> [What to work on]: Output all of the entries below precisely as written.

> [Data in this exercise]:
++++++++++++++++++++

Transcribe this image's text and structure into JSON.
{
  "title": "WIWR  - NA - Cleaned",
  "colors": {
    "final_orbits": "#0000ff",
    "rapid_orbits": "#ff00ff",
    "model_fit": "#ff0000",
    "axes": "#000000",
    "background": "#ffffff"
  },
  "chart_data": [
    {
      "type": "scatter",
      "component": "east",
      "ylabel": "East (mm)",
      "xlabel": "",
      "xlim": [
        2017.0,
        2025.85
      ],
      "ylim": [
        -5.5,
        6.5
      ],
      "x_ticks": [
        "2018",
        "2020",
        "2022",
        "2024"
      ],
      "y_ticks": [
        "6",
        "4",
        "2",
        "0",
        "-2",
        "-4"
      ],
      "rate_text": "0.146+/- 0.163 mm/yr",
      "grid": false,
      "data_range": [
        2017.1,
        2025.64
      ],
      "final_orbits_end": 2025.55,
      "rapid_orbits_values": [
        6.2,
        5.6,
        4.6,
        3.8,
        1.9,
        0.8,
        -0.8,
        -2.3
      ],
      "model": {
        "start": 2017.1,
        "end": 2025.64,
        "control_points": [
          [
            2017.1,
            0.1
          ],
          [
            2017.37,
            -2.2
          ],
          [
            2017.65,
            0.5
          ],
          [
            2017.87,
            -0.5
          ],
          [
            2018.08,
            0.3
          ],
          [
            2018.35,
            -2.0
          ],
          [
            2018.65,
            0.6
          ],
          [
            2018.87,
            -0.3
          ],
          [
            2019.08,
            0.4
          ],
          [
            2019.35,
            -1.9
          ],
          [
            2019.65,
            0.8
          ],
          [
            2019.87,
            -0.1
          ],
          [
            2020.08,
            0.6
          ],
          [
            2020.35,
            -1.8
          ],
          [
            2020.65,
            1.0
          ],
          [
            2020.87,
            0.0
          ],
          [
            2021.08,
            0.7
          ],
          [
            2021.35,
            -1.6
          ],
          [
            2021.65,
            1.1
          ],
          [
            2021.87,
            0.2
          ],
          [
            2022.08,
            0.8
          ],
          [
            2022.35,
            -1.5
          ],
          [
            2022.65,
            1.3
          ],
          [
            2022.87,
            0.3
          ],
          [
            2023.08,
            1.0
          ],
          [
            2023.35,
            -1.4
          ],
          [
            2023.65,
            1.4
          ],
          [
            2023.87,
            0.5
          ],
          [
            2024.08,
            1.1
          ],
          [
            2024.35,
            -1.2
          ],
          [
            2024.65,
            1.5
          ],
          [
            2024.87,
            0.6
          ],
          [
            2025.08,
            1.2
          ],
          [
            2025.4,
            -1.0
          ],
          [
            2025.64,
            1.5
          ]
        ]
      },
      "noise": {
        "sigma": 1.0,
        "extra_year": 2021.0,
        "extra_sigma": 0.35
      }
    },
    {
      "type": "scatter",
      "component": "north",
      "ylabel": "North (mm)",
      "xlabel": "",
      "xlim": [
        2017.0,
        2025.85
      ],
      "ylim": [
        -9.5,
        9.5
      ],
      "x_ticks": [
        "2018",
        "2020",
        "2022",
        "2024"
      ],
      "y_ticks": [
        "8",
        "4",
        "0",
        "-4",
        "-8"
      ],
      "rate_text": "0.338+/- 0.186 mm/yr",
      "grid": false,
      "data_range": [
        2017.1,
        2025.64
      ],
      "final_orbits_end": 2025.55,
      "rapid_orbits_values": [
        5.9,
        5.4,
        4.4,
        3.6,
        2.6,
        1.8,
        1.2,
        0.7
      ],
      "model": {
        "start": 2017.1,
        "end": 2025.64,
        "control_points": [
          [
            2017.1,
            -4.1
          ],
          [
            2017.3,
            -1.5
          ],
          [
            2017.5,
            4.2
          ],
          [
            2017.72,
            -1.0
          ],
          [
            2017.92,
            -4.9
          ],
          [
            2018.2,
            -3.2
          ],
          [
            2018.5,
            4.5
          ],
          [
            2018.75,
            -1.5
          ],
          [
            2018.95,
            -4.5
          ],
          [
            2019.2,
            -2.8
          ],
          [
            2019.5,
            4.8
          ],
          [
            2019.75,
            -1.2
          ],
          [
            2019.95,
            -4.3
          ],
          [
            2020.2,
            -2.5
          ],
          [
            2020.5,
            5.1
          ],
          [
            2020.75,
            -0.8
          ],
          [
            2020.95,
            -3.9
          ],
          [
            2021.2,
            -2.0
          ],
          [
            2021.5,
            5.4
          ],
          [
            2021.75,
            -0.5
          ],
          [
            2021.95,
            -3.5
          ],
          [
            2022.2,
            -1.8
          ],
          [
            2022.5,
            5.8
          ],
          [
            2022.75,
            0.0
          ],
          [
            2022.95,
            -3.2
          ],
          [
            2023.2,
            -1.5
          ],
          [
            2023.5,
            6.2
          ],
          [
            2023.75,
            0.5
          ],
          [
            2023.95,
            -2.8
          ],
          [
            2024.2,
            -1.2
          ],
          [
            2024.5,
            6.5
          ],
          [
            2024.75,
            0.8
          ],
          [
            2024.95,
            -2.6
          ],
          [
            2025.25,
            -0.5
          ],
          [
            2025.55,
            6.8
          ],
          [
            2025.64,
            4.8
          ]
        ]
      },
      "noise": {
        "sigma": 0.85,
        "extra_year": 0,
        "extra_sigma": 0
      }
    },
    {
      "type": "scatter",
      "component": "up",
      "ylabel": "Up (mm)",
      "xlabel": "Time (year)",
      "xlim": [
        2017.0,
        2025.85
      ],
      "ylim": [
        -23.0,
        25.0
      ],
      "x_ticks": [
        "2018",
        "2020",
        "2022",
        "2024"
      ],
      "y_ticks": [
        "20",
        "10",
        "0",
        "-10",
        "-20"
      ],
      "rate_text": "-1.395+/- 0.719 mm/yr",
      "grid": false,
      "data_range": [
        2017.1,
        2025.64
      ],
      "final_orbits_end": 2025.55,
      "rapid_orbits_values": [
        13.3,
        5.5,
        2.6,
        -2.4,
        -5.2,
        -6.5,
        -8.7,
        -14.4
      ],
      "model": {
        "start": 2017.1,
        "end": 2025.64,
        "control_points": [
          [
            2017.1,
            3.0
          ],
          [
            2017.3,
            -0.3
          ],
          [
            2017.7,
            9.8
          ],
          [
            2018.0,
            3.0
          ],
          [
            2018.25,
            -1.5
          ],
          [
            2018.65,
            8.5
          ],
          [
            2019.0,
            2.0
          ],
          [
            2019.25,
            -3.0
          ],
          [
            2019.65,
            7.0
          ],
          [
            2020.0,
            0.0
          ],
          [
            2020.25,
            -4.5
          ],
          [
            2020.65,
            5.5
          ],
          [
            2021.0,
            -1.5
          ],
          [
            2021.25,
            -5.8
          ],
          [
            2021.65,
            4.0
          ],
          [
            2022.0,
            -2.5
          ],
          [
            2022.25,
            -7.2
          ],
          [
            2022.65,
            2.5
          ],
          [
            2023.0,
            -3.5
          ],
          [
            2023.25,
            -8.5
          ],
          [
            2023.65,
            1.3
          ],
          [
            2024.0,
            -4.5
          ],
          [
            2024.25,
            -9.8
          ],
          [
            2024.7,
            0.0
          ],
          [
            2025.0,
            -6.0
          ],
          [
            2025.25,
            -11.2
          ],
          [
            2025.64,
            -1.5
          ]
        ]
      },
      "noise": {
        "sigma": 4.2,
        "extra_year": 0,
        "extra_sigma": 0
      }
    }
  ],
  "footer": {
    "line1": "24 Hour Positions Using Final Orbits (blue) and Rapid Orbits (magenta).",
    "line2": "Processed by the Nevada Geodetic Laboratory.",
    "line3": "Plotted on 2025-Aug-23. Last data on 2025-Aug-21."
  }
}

++++++++++++++++++++

> [The solution]:
Transcribe this image's text and structure into JSON.
{
  "title": "WIWR  - NA - Cleaned",
  "colors": {
    "final_orbits": "#0000ff",
    "rapid_orbits": "#ff00ff",
    "model_fit": "#ff0000",
    "axes": "#000000",
    "background": "#ffffff"
  },
  "chart_data": [
    {
      "type": "scatter",
      "component": "east",
      "ylabel": "East (mm)",
      "xlabel": "",
      "xlim": [
        2017.0,
        2025.85
      ],
      "ylim": [
        -5.5,
        6.5
      ],
      "x_ticks": [
        "2018",
        "2020",
        "2022",
        "2024"
      ],
      "y_ticks": [
        "6",
        "4",
        "2",
        "0",
        "-2",
        "-4"
      ],
      "rate_text": "0.146+/- 0.163 mm/yr",
      "grid": false,
      "data_range": [
        2017.1,
        2025.64
      ],
      "final_orbits_end": 2025.55,
      "rapid_orbits_values": [
        6.2,
        5.6,
        4.6,
        3.8,
        1.9,
        0.8,
        -0.8,
        -2.3
      ],
      "model": {
        "start": 2017.1,
        "end": 2025.64,
        "control_points": [
          [
            2017.1,
            0.1
          ],
          [
            2017.37,
            -2.2
          ],
          [
            2017.65,
            0.5
          ],
          [
            2017.87,
            -0.5
          ],
          [
            2018.08,
            0.3
          ],
          [
            2018.35,
            -2.0
          ],
          [
            2018.65,
            0.6
          ],
          [
            2018.87,
            -0.3
          ],
          [
            2019.08,
            0.4
          ],
          [
            2019.35,
            -1.9
          ],
          [
            2019.65,
            0.8
          ],
          [
            2019.87,
            -0.1
          ],
          [
            2020.08,
            0.6
          ],
          [
            2020.35,
            -1.8
          ],
          [
            2020.65,
            1.0
          ],
          [
            2020.87,
            0.0
          ],
          [
            2021.08,
            0.7
          ],
          [
            2021.35,
            -1.6
          ],
          [
            2021.65,
            1.1
          ],
          [
            2021.87,
            0.2
          ],
          [
            2022.08,
            0.8
          ],
          [
            2022.35,
            -1.5
          ],
          [
            2022.65,
            1.3
          ],
          [
            2022.87,
            0.3
          ],
          [
            2023.08,
            1.0
          ],
          [
            2023.35,
            -1.4
          ],
          [
            2023.65,
            1.4
          ],
          [
            2023.87,
            0.5
          ],
          [
            2024.08,
            1.1
          ],
          [
            2024.35,
            -1.2
          ],
          [
            2024.65,
            1.5
          ],
          [
            2024.87,
            0.6
          ],
          [
            2025.08,
            1.2
          ],
          [
            2025.4,
            -1.0
          ],
          [
            2025.64,
            1.5
          ]
        ]
      },
      "noise": {
        "sigma": 1.0,
        "extra_year": 2021.0,
        "extra_sigma": 0.35
      }
    },
    {
      "type": "scatter",
      "component": "north",
      "ylabel": "North (mm)",
      "xlabel": "",
      "xlim": [
        2017.0,
        2025.85
      ],
      "ylim": [
        -9.5,
        9.5
      ],
      "x_ticks": [
        "2018",
        "2020",
        "2022",
        "2024"
      ],
      "y_ticks": [
        "8",
        "4",
        "0",
        "-4",
        "-8"
      ],
      "rate_text": "0.338+/- 0.186 mm/yr",
      "grid": false,
      "data_range": [
        2017.1,
        2025.64
      ],
      "final_orbits_end": 2025.55,
      "rapid_orbits_values": [
        5.9,
        5.4,
        4.4,
        3.6,
        2.6,
        1.8,
        1.2,
        0.7
      ],
      "model": {
        "start": 2017.1,
        "end": 2025.64,
        "control_points": [
          [
            2017.1,
            -4.1
          ],
          [
            2017.3,
            -1.5
          ],
          [
            2017.5,
            4.2
          ],
          [
            2017.72,
            -1.0
          ],
          [
            2017.92,
            -4.9
          ],
          [
            2018.2,
            -3.2
          ],
          [
            2018.5,
            4.5
          ],
          [
            2018.75,
            -1.5
          ],
          [
            2018.95,
            -4.5
          ],
          [
            2019.2,
            -2.8
          ],
          [
            2019.5,
            4.8
          ],
          [
            2019.75,
            -1.2
          ],
          [
            2019.95,
            -4.3
          ],
          [
            2020.2,
            -2.5
          ],
          [
            2020.5,
            5.1
          ],
          [
            2020.75,
            -0.8
          ],
          [
            2020.95,
            -3.9
          ],
          [
            2021.2,
            -2.0
          ],
          [
            2021.5,
            5.4
          ],
          [
            2021.75,
            -0.5
          ],
          [
            2021.95,
            -3.5
          ],
          [
            2022.2,
            -1.8
          ],
          [
            2022.5,
            5.8
          ],
          [
            2022.75,
            0.0
          ],
          [
            2022.95,
            -3.2
          ],
          [
            2023.2,
            -1.5
          ],
          [
            2023.5,
            6.2
          ],
          [
            2023.75,
            0.5
          ],
          [
            2023.95,
            -2.8
          ],
          [
            2024.2,
            -1.2
          ],
          [
            2024.5,
            6.5
          ],
          [
            2024.75,
            0.8
          ],
          [
            2024.95,
            -2.6
          ],
          [
            2025.25,
            -0.5
          ],
          [
            2025.55,
            6.8
          ],
          [
            2025.64,
            4.8
          ]
        ]
      },
      "noise": {
        "sigma": 0.85,
        "extra_year": 0,
        "extra_sigma": 0
      }
    },
    {
      "type": "scatter",
      "component": "up",
      "ylabel": "Up (mm)",
      "xlabel": "Time (year)",
      "xlim": [
        2017.0,
        2025.85
      ],
      "ylim": [
        -23.0,
        25.0
      ],
      "x_ticks": [
        "2018",
        "2020",
        "2022",
        "2024"
      ],
      "y_ticks": [
        "20",
        "10",
        "0",
        "-10",
        "-20"
      ],
      "rate_text": "-1.395+/- 0.719 mm/yr",
      "grid": false,
      "data_range": [
        2017.1,
        2025.64
      ],
      "final_orbits_end": 2025.55,
      "rapid_orbits_values": [
        13.3,
        5.5,
        2.6,
        -2.4,
        -5.2,
        -6.5,
        -8.7,
        -14.4
      ],
      "model": {
        "start": 2017.1,
        "end": 2025.64,
        "control_points": [
          [
            2017.1,
            3.0
          ],
          [
            2017.3,
            -0.3
          ],
          [
            2017.7,
            9.8
          ],
          [
            2018.0,
            3.0
          ],
          [
            2018.25,
            -1.5
          ],
          [
            2018.65,
            8.5
          ],
          [
            2019.0,
            2.0
          ],
          [
            2019.25,
            -3.0
          ],
          [
            2019.65,
            7.0
          ],
          [
            2020.0,
            0.0
          ],
          [
            2020.25,
            -4.5
          ],
          [
            2020.65,
            5.5
          ],
          [
            2021.0,
            -1.5
          ],
          [
            2021.25,
            -5.8
          ],
          [
            2021.65,
            4.0
          ],
          [
            2022.0,
            -2.5
          ],
          [
            2022.25,
            -7.2
          ],
          [
            2022.65,
            2.5
          ],
          [
            2023.0,
            -3.5
          ],
          [
            2023.25,
            -8.5
          ],
          [
            2023.65,
            1.3
          ],
          [
            2024.0,
            -4.5
          ],
          [
            2024.25,
            -9.8
          ],
          [
            2024.7,
            0.0
          ],
          [
            2025.0,
            -6.0
          ],
          [
            2025.25,
            -11.2
          ],
          [
            2025.64,
            -1.5
          ]
        ]
      },
      "noise": {
        "sigma": 4.2,
        "extra_year": 0,
        "extra_sigma": 0
      }
    }
  ],
  "footer": {
    "line1": "24 Hour Positions Using Final Orbits (blue) and Rapid Orbits (magenta).",
    "line2": "Processed by the Nevada Geodetic Laboratory.",
    "line3": "Plotted on 2025-Aug-23. Last data on 2025-Aug-21."
  }
}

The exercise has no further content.